Show every line of the records below that contains the word "North".

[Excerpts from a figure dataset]
>> Start

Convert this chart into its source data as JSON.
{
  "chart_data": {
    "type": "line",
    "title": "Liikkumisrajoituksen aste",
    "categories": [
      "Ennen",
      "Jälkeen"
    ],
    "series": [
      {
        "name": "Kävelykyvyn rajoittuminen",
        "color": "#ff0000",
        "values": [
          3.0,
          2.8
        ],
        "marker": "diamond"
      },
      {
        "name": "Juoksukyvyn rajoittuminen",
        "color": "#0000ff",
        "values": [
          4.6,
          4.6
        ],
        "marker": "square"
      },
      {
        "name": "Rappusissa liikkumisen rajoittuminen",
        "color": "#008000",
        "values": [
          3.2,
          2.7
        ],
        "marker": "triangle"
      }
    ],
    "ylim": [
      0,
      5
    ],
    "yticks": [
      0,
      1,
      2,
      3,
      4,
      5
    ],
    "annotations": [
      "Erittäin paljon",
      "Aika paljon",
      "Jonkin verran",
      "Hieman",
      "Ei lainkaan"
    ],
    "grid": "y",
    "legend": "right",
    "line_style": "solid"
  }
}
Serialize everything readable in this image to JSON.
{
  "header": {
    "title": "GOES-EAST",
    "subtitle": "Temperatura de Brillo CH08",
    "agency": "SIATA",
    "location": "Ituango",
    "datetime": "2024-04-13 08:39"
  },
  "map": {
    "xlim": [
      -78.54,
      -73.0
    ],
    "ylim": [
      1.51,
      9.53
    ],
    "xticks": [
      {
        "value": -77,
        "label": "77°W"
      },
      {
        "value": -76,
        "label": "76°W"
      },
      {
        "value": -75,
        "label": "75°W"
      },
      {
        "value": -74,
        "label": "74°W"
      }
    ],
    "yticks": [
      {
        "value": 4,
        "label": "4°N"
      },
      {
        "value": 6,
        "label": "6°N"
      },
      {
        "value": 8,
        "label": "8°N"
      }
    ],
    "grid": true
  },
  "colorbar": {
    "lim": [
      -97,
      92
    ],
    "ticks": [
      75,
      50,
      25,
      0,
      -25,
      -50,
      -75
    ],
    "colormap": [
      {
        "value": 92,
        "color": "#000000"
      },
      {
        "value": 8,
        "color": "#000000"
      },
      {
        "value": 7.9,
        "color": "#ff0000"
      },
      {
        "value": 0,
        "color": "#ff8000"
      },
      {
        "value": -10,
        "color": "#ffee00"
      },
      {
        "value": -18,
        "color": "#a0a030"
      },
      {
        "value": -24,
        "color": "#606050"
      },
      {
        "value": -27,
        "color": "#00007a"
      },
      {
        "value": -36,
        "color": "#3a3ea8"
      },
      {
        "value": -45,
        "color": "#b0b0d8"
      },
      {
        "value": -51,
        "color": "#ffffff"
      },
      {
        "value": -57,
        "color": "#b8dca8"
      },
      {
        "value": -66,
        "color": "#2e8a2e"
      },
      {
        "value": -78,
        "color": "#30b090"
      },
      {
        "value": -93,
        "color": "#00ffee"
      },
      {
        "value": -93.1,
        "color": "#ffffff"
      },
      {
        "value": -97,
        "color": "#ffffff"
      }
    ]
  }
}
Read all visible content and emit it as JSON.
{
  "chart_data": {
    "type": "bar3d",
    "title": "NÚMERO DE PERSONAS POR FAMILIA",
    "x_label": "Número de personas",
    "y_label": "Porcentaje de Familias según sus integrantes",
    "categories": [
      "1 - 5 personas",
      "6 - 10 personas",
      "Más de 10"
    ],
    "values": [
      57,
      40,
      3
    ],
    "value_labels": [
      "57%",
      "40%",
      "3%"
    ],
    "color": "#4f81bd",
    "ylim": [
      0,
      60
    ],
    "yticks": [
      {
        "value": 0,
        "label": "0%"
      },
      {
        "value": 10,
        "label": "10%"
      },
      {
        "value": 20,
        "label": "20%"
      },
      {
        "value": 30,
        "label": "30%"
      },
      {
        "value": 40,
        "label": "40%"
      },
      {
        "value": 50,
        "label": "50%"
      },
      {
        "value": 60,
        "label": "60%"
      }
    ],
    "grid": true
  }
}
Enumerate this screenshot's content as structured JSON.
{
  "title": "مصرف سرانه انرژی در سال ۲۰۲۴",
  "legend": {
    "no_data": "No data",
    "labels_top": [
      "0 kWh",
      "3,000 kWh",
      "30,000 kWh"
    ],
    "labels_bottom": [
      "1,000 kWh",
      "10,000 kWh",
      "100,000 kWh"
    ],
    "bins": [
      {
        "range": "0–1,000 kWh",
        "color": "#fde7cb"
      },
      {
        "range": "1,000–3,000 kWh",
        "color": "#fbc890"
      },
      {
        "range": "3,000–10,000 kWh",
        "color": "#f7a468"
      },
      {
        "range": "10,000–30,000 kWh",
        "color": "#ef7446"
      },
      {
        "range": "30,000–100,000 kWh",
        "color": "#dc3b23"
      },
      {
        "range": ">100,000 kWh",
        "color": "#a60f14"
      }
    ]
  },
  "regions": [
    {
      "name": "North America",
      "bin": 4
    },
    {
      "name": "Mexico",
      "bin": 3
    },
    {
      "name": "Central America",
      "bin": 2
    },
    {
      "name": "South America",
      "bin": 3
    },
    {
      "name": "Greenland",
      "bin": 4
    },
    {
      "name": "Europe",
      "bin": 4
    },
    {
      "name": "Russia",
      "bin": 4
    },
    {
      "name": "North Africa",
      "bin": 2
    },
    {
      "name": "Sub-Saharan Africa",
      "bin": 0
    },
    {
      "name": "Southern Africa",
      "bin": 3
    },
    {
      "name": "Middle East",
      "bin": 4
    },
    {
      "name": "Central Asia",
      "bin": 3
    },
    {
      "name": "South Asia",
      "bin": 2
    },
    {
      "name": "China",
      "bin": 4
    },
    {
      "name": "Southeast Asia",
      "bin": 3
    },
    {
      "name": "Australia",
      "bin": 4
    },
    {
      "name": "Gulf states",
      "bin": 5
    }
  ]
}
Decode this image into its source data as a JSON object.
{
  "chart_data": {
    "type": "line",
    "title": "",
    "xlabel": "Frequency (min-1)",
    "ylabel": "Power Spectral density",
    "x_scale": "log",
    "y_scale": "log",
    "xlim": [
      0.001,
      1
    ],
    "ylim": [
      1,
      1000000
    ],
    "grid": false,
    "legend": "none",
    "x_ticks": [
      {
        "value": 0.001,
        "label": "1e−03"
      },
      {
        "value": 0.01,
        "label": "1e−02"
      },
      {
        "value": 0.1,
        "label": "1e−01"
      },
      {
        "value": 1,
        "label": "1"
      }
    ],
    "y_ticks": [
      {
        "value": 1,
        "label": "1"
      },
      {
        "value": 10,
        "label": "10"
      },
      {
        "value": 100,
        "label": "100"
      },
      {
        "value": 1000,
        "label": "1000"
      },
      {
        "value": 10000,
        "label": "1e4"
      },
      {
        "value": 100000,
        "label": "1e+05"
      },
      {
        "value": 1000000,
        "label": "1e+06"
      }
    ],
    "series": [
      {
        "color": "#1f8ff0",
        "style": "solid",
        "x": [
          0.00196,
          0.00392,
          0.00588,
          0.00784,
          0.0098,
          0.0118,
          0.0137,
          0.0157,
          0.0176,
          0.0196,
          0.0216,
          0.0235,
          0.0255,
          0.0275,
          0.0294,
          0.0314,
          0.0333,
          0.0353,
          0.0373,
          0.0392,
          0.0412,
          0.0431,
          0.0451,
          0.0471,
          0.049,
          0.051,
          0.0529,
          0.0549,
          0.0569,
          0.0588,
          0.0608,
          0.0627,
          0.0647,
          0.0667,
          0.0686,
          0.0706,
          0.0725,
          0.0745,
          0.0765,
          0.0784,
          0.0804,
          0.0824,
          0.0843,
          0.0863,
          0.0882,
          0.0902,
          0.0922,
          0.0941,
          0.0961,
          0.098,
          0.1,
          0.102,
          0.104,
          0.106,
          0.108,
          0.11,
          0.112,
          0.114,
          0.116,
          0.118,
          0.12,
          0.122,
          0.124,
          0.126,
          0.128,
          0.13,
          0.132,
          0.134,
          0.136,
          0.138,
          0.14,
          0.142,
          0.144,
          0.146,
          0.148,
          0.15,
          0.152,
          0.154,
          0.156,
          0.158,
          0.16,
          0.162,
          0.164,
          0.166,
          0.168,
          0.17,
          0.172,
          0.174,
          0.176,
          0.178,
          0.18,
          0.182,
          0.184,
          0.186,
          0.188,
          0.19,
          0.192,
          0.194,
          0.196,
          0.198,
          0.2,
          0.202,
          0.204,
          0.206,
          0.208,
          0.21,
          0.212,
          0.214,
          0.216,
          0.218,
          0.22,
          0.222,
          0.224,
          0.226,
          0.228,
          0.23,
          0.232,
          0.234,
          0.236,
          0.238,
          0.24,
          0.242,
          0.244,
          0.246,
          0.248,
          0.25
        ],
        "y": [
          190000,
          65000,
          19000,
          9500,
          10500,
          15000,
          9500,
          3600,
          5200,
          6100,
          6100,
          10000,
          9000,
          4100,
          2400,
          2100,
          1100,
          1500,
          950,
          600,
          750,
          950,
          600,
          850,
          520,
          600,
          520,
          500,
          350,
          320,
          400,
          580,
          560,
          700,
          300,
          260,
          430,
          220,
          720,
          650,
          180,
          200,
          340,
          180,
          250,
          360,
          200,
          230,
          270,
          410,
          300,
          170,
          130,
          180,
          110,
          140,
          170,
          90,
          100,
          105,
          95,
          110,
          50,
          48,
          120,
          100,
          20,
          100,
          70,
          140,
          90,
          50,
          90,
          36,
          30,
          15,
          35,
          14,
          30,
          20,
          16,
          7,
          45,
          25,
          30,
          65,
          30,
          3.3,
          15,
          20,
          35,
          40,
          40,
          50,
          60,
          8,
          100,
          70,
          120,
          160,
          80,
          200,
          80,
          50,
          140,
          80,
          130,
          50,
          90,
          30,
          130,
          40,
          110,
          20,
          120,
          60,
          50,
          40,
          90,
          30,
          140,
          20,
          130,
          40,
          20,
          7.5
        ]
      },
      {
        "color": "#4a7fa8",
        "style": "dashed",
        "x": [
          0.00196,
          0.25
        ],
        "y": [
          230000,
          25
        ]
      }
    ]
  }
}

>> End

## EXERCISE RESPONSE:
      "name": "North America",
      "name": "North Africa",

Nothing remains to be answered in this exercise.